_Exercise instructions_
Repeat every record below exactly, omitting any pictures.

## BEGIN Listed entries

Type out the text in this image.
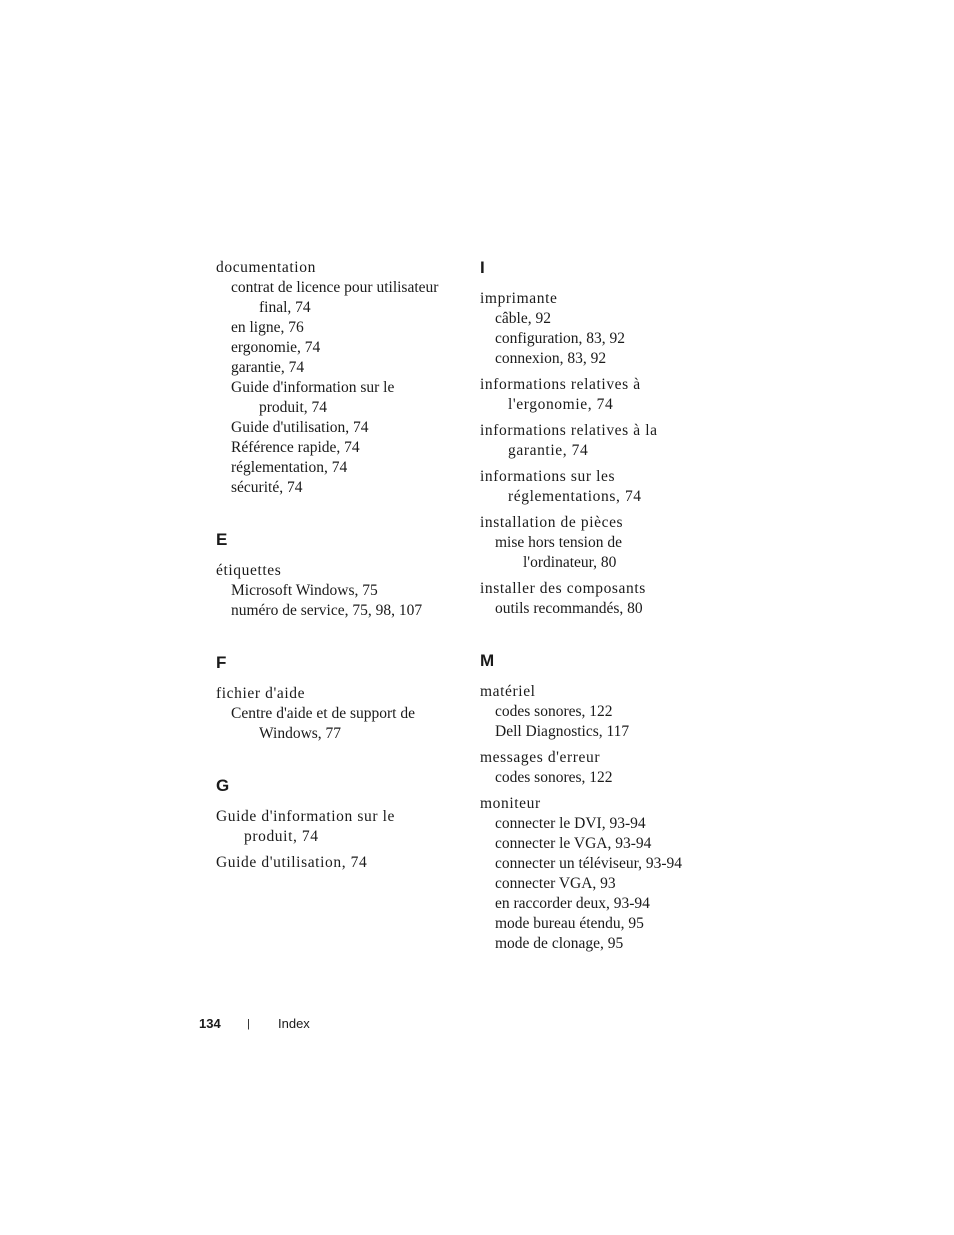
documentation
contrat de licence pour utilisateur
final, 74
en ligne, 76
ergonomie, 74
garantie, 74
Guide d'information sur le
produit, 74
Guide d'utilisation, 74
Référence rapide, 74
réglementation, 74
sécurité, 74
E
étiquettes
Microsoft Windows, 75
numéro de service, 75, 98, 107
F
fichier d'aide
Centre d'aide et de support de
Windows, 77
G
Guide d'information sur le
produit, 74
Guide d'utilisation, 74
I
imprimante
câble, 92
configuration, 83, 92
connexion, 83, 92
informations relatives à
l'ergonomie, 74
informations relatives à la
garantie, 74
informations sur les
réglementations, 74
installation de pièces
mise hors tension de
l'ordinateur, 80
installer des composants
outils recommandés, 80
M
matériel
codes sonores, 122
Dell Diagnostics, 117
messages d'erreur
codes sonores, 122
moniteur
connecter le DVI, 93-94
connecter le VGA, 93-94
connecter un téléviseur, 93-94
connecter VGA, 93
en raccorder deux, 93-94
mode bureau étendu, 95
mode de clonage, 95
134 | Index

## END Listed entries

_Answer to the exercise_
Type out the text in this image.
documentation
contrat de licence pour utilisateur
final, 74
en ligne, 76
ergonomie, 74
garantie, 74
Guide d'information sur le
produit, 74
Guide d'utilisation, 74
Référence rapide, 74
réglementation, 74
sécurité, 74
E
étiquettes
Microsoft Windows, 75
numéro de service, 75, 98, 107
F
fichier d'aide
Centre d'aide et de support de
Windows, 77
G
Guide d'information sur le
produit, 74
Guide d'utilisation, 74
I
imprimante
câble, 92
configuration, 83, 92
connexion, 83, 92
informations relatives à
l'ergonomie, 74
informations relatives à la
garantie, 74
informations sur les
réglementations, 74
installation de pièces
mise hors tension de
l'ordinateur, 80
installer des composants
outils recommandés, 80
M
matériel
codes sonores, 122
Dell Diagnostics, 117
messages d'erreur
codes sonores, 122
moniteur
connecter le DVI, 93-94
connecter le VGA, 93-94
connecter un téléviseur, 93-94
connecter VGA, 93
en raccorder deux, 93-94
mode bureau étendu, 95
mode de clonage, 95
134 | Index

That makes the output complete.